• **Aim**: All of the data below must be repeated exactly.

Figure contents as structured data:
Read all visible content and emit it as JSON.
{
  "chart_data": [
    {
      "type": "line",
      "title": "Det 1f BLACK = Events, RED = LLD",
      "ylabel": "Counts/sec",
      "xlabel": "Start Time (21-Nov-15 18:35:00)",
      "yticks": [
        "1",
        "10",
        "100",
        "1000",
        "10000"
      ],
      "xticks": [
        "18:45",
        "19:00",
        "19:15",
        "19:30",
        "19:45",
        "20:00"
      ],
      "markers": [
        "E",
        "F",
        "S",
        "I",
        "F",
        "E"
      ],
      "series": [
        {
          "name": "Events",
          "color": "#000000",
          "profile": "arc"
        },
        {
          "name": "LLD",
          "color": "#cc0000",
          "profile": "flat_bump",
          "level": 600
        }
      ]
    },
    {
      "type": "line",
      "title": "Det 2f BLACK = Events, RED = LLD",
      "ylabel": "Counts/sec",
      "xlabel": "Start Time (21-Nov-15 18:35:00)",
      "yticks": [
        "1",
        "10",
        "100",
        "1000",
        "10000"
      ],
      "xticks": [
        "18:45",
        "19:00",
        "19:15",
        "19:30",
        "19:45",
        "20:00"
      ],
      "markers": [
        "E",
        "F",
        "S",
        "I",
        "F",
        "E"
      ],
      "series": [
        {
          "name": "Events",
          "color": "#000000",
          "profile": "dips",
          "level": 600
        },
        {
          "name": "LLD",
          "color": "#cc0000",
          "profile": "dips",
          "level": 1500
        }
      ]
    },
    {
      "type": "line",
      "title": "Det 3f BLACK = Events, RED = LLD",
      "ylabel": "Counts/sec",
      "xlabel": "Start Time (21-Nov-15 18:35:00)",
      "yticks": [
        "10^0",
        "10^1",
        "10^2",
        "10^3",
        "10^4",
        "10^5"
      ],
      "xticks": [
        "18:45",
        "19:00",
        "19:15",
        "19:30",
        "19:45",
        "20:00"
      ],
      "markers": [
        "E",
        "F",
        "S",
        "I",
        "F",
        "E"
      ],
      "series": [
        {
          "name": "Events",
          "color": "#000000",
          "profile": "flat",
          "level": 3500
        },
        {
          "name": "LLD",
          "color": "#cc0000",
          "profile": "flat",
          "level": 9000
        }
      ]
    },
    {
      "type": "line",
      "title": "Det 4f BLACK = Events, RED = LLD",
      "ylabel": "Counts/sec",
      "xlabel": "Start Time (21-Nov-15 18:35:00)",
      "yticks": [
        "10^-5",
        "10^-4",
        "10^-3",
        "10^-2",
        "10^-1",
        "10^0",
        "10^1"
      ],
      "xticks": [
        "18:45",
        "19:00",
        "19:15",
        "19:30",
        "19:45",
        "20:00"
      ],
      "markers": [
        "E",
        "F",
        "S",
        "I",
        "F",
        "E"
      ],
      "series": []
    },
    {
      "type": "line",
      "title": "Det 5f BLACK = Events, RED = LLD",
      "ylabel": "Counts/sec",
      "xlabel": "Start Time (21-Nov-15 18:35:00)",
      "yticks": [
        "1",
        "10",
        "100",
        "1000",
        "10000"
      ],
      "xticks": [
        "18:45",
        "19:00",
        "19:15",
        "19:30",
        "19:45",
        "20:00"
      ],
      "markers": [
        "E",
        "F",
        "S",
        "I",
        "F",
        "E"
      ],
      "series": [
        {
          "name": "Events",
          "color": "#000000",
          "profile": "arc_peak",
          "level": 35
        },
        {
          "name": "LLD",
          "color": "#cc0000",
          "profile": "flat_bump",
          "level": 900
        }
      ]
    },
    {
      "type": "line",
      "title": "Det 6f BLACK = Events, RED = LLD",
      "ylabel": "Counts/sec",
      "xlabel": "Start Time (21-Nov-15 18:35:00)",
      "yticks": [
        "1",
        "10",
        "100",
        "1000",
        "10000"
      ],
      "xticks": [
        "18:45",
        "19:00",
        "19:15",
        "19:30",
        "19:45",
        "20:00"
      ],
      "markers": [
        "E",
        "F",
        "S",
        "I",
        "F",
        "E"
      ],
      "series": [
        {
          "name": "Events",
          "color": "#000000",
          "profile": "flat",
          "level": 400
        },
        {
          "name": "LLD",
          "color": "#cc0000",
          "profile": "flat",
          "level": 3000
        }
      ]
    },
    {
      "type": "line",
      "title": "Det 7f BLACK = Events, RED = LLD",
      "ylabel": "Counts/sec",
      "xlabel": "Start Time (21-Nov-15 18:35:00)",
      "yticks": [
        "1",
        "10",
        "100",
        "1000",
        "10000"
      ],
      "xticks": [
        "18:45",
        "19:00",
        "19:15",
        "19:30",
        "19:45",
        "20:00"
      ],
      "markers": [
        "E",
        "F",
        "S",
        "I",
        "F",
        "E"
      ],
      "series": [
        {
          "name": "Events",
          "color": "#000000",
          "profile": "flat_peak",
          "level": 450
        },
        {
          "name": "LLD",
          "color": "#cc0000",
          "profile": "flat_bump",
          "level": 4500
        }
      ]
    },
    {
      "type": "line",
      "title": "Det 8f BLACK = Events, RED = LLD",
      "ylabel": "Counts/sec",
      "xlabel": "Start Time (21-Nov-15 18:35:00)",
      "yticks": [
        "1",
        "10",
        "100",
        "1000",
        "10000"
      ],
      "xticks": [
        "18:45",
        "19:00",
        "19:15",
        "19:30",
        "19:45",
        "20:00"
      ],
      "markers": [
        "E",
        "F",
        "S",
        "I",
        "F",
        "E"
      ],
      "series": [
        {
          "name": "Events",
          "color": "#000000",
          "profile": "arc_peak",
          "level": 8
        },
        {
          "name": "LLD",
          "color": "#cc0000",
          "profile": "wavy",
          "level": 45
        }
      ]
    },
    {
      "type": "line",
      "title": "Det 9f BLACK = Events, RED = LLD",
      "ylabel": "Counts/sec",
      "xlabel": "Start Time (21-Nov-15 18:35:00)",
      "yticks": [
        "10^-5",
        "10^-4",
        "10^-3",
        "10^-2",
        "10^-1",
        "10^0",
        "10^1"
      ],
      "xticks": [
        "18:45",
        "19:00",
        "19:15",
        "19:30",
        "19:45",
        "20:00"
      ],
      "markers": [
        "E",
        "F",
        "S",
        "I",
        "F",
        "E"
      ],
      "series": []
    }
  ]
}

• **Solved exercise**:
Read all visible content and emit it as JSON.
{
  "chart_data": [
    {
      "type": "line",
      "title": "Det 1f BLACK = Events, RED = LLD",
      "ylabel": "Counts/sec",
      "xlabel": "Start Time (21-Nov-15 18:35:00)",
      "yticks": [
        "1",
        "10",
        "100",
        "1000",
        "10000"
      ],
      "xticks": [
        "18:45",
        "19:00",
        "19:15",
        "19:30",
        "19:45",
        "20:00"
      ],
      "markers": [
        "E",
        "F",
        "S",
        "I",
        "F",
        "E"
      ],
      "series": [
        {
          "name": "Events",
          "color": "#000000",
          "profile": "arc"
        },
        {
          "name": "LLD",
          "color": "#cc0000",
          "profile": "flat_bump",
          "level": 600
        }
      ]
    },
    {
      "type": "line",
      "title": "Det 2f BLACK = Events, RED = LLD",
      "ylabel": "Counts/sec",
      "xlabel": "Start Time (21-Nov-15 18:35:00)",
      "yticks": [
        "1",
        "10",
        "100",
        "1000",
        "10000"
      ],
      "xticks": [
        "18:45",
        "19:00",
        "19:15",
        "19:30",
        "19:45",
        "20:00"
      ],
      "markers": [
        "E",
        "F",
        "S",
        "I",
        "F",
        "E"
      ],
      "series": [
        {
          "name": "Events",
          "color": "#000000",
          "profile": "dips",
          "level": 600
        },
        {
          "name": "LLD",
          "color": "#cc0000",
          "profile": "dips",
          "level": 1500
        }
      ]
    },
    {
      "type": "line",
      "title": "Det 3f BLACK = Events, RED = LLD",
      "ylabel": "Counts/sec",
      "xlabel": "Start Time (21-Nov-15 18:35:00)",
      "yticks": [
        "10^0",
        "10^1",
        "10^2",
        "10^3",
        "10^4",
        "10^5"
      ],
      "xticks": [
        "18:45",
        "19:00",
        "19:15",
        "19:30",
        "19:45",
        "20:00"
      ],
      "markers": [
        "E",
        "F",
        "S",
        "I",
        "F",
        "E"
      ],
      "series": [
        {
          "name": "Events",
          "color": "#000000",
          "profile": "flat",
          "level": 3500
        },
        {
          "name": "LLD",
          "color": "#cc0000",
          "profile": "flat",
          "level": 9000
        }
      ]
    },
    {
      "type": "line",
      "title": "Det 4f BLACK = Events, RED = LLD",
      "ylabel": "Counts/sec",
      "xlabel": "Start Time (21-Nov-15 18:35:00)",
      "yticks": [
        "10^-5",
        "10^-4",
        "10^-3",
        "10^-2",
        "10^-1",
        "10^0",
        "10^1"
      ],
      "xticks": [
        "18:45",
        "19:00",
        "19:15",
        "19:30",
        "19:45",
        "20:00"
      ],
      "markers": [
        "E",
        "F",
        "S",
        "I",
        "F",
        "E"
      ],
      "series": []
    },
    {
      "type": "line",
      "title": "Det 5f BLACK = Events, RED = LLD",
      "ylabel": "Counts/sec",
      "xlabel": "Start Time (21-Nov-15 18:35:00)",
      "yticks": [
        "1",
        "10",
        "100",
        "1000",
        "10000"
      ],
      "xticks": [
        "18:45",
        "19:00",
        "19:15",
        "19:30",
        "19:45",
        "20:00"
      ],
      "markers": [
        "E",
        "F",
        "S",
        "I",
        "F",
        "E"
      ],
      "series": [
        {
          "name": "Events",
          "color": "#000000",
          "profile": "arc_peak",
          "level": 35
        },
        {
          "name": "LLD",
          "color": "#cc0000",
          "profile": "flat_bump",
          "level": 900
        }
      ]
    },
    {
      "type": "line",
      "title": "Det 6f BLACK = Events, RED = LLD",
      "ylabel": "Counts/sec",
      "xlabel": "Start Time (21-Nov-15 18:35:00)",
      "yticks": [
        "1",
        "10",
        "100",
        "1000",
        "10000"
      ],
      "xticks": [
        "18:45",
        "19:00",
        "19:15",
        "19:30",
        "19:45",
        "20:00"
      ],
      "markers": [
        "E",
        "F",
        "S",
        "I",
        "F",
        "E"
      ],
      "series": [
        {
          "name": "Events",
          "color": "#000000",
          "profile": "flat",
          "level": 400
        },
        {
          "name": "LLD",
          "color": "#cc0000",
          "profile": "flat",
          "level": 3000
        }
      ]
    },
    {
      "type": "line",
      "title": "Det 7f BLACK = Events, RED = LLD",
      "ylabel": "Counts/sec",
      "xlabel": "Start Time (21-Nov-15 18:35:00)",
      "yticks": [
        "1",
        "10",
        "100",
        "1000",
        "10000"
      ],
      "xticks": [
        "18:45",
        "19:00",
        "19:15",
        "19:30",
        "19:45",
        "20:00"
      ],
      "markers": [
        "E",
        "F",
        "S",
        "I",
        "F",
        "E"
      ],
      "series": [
        {
          "name": "Events",
          "color": "#000000",
          "profile": "flat_peak",
          "level": 450
        },
        {
          "name": "LLD",
          "color": "#cc0000",
          "profile": "flat_bump",
          "level": 4500
        }
      ]
    },
    {
      "type": "line",
      "title": "Det 8f BLACK = Events, RED = LLD",
      "ylabel": "Counts/sec",
      "xlabel": "Start Time (21-Nov-15 18:35:00)",
      "yticks": [
        "1",
        "10",
        "100",
        "1000",
        "10000"
      ],
      "xticks": [
        "18:45",
        "19:00",
        "19:15",
        "19:30",
        "19:45",
        "20:00"
      ],
      "markers": [
        "E",
        "F",
        "S",
        "I",
        "F",
        "E"
      ],
      "series": [
        {
          "name": "Events",
          "color": "#000000",
          "profile": "arc_peak",
          "level": 8
        },
        {
          "name": "LLD",
          "color": "#cc0000",
          "profile": "wavy",
          "level": 45
        }
      ]
    },
    {
      "type": "line",
      "title": "Det 9f BLACK = Events, RED = LLD",
      "ylabel": "Counts/sec",
      "xlabel": "Start Time (21-Nov-15 18:35:00)",
      "yticks": [
        "10^-5",
        "10^-4",
        "10^-3",
        "10^-2",
        "10^-1",
        "10^0",
        "10^1"
      ],
      "xticks": [
        "18:45",
        "19:00",
        "19:15",
        "19:30",
        "19:45",
        "20:00"
      ],
      "markers": [
        "E",
        "F",
        "S",
        "I",
        "F",
        "E"
      ],
      "series": []
    }
  ]
}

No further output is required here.